── THE INPUT ──
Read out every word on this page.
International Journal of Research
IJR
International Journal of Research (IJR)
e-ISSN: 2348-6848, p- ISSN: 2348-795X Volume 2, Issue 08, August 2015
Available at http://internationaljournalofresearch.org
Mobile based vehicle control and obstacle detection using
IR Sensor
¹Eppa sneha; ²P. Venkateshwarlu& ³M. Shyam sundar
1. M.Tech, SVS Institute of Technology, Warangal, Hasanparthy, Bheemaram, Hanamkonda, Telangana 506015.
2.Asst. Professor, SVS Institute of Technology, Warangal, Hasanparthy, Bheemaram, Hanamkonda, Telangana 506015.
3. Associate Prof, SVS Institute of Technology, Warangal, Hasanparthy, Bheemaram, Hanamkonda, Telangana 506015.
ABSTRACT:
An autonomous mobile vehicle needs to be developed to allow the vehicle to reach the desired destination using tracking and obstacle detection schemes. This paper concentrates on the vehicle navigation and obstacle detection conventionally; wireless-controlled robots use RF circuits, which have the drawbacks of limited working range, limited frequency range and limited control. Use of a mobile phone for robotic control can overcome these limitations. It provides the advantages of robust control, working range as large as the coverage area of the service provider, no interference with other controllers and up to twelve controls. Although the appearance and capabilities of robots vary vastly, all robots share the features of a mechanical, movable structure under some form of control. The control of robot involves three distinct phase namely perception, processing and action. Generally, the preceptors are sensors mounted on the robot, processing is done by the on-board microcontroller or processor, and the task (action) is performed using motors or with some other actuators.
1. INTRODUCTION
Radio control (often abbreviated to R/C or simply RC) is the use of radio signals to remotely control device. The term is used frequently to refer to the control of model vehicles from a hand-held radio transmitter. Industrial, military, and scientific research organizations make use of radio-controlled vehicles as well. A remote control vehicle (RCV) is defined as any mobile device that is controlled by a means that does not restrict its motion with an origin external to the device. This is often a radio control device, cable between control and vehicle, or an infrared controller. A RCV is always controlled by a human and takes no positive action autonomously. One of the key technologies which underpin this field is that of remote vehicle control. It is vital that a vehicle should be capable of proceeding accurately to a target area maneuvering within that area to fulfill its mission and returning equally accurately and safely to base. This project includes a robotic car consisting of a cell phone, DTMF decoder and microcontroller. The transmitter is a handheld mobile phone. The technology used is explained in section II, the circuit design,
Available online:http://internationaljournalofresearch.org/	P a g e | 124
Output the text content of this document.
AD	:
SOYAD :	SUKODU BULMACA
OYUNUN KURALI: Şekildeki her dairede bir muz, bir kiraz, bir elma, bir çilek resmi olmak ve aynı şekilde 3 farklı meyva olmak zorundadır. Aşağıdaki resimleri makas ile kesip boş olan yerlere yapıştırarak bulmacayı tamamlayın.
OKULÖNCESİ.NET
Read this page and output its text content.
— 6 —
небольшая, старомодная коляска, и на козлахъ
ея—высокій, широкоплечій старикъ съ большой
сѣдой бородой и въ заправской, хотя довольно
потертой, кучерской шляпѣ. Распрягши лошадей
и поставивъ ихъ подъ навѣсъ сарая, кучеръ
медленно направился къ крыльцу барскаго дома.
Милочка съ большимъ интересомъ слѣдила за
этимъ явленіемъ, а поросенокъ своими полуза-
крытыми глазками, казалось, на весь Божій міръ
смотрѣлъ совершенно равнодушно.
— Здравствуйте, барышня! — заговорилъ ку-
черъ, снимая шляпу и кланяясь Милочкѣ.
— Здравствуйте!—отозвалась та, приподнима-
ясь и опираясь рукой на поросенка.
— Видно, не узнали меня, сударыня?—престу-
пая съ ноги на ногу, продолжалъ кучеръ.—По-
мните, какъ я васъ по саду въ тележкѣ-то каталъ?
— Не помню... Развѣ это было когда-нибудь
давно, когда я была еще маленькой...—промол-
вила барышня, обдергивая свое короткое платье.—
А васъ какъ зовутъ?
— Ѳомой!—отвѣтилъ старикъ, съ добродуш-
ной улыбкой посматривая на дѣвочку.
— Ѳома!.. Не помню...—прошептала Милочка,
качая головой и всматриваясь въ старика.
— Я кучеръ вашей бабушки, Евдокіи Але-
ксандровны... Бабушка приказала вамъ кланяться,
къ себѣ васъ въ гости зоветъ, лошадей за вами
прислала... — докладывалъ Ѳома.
───
YOUR TASK:
Report how many lines in the listing above include the word "Telangana". Give nothing but the number.

SOLUTION TO THE PROBLEM:
3